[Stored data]
========================
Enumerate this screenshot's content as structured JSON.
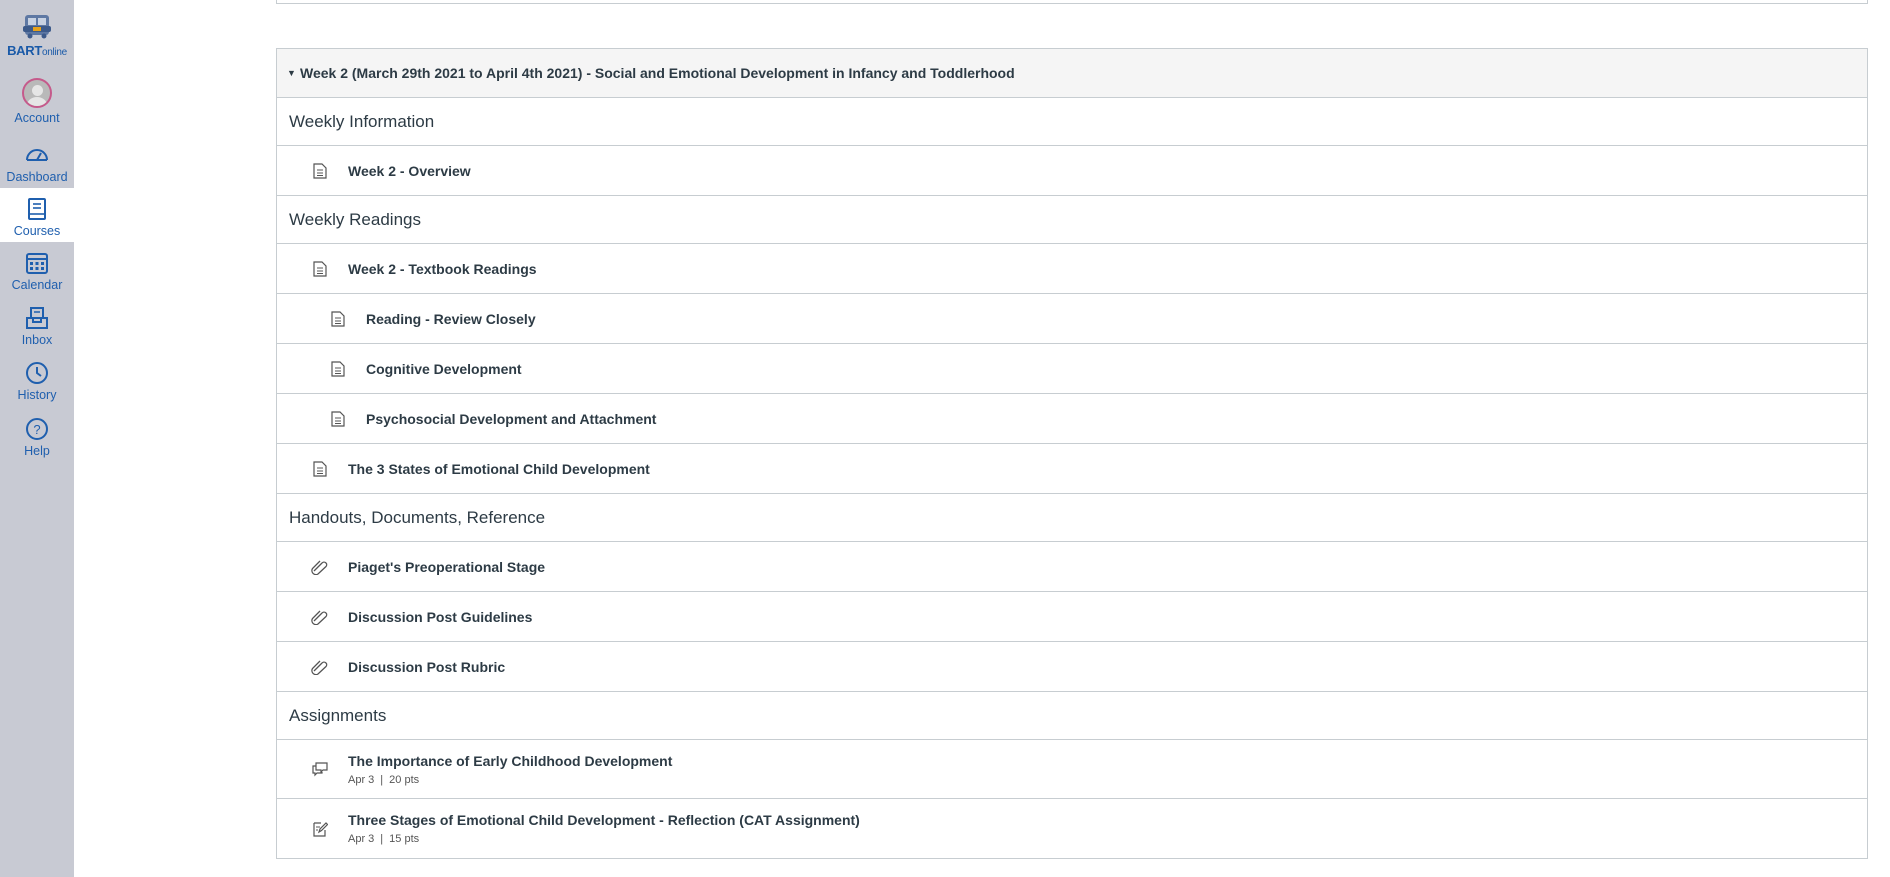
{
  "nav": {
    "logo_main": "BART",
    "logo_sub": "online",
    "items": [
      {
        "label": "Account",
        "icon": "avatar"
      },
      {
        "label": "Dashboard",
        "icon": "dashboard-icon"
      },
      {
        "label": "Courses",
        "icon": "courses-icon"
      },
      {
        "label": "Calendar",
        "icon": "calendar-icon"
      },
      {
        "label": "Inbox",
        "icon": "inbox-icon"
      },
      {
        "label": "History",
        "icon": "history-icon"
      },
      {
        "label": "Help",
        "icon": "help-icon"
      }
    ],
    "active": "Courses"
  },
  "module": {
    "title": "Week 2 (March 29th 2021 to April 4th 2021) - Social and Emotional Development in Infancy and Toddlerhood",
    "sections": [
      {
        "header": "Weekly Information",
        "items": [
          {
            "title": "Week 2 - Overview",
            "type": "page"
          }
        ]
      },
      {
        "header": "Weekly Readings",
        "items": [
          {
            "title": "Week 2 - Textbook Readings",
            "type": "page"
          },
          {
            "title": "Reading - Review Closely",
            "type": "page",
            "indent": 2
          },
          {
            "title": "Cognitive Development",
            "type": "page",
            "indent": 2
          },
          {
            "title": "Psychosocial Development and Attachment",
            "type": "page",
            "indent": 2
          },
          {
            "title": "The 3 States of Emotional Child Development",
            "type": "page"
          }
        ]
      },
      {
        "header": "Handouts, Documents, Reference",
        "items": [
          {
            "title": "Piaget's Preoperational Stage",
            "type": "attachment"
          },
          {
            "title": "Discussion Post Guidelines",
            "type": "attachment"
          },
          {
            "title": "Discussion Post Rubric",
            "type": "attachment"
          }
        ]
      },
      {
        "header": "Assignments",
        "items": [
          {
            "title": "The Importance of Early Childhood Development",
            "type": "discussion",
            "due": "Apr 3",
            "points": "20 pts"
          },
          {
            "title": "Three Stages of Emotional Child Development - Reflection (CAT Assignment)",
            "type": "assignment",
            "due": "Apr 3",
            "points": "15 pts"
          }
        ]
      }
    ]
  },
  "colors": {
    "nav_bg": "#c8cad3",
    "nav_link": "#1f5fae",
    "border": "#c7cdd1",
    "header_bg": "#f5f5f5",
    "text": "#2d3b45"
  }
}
========================
Your task is to transcribe all of the records precisely, with no images included.

- **Completed exercise**
Enumerate this screenshot's content as structured JSON.
{
  "nav": {
    "logo_main": "BART",
    "logo_sub": "online",
    "items": [
      {
        "label": "Account",
        "icon": "avatar"
      },
      {
        "label": "Dashboard",
        "icon": "dashboard-icon"
      },
      {
        "label": "Courses",
        "icon": "courses-icon"
      },
      {
        "label": "Calendar",
        "icon": "calendar-icon"
      },
      {
        "label": "Inbox",
        "icon": "inbox-icon"
      },
      {
        "label": "History",
        "icon": "history-icon"
      },
      {
        "label": "Help",
        "icon": "help-icon"
      }
    ],
    "active": "Courses"
  },
  "module": {
    "title": "Week 2 (March 29th 2021 to April 4th 2021) - Social and Emotional Development in Infancy and Toddlerhood",
    "sections": [
      {
        "header": "Weekly Information",
        "items": [
          {
            "title": "Week 2 - Overview",
            "type": "page"
          }
        ]
      },
      {
        "header": "Weekly Readings",
        "items": [
          {
            "title": "Week 2 - Textbook Readings",
            "type": "page"
          },
          {
            "title": "Reading - Review Closely",
            "type": "page",
            "indent": 2
          },
          {
            "title": "Cognitive Development",
            "type": "page",
            "indent": 2
          },
          {
            "title": "Psychosocial Development and Attachment",
            "type": "page",
            "indent": 2
          },
          {
            "title": "The 3 States of Emotional Child Development",
            "type": "page"
          }
        ]
      },
      {
        "header": "Handouts, Documents, Reference",
        "items": [
          {
            "title": "Piaget's Preoperational Stage",
            "type": "attachment"
          },
          {
            "title": "Discussion Post Guidelines",
            "type": "attachment"
          },
          {
            "title": "Discussion Post Rubric",
            "type": "attachment"
          }
        ]
      },
      {
        "header": "Assignments",
        "items": [
          {
            "title": "The Importance of Early Childhood Development",
            "type": "discussion",
            "due": "Apr 3",
            "points": "20 pts"
          },
          {
            "title": "Three Stages of Emotional Child Development - Reflection (CAT Assignment)",
            "type": "assignment",
            "due": "Apr 3",
            "points": "15 pts"
          }
        ]
      }
    ]
  },
  "colors": {
    "nav_bg": "#c8cad3",
    "nav_link": "#1f5fae",
    "border": "#c7cdd1",
    "header_bg": "#f5f5f5",
    "text": "#2d3b45"
  }
}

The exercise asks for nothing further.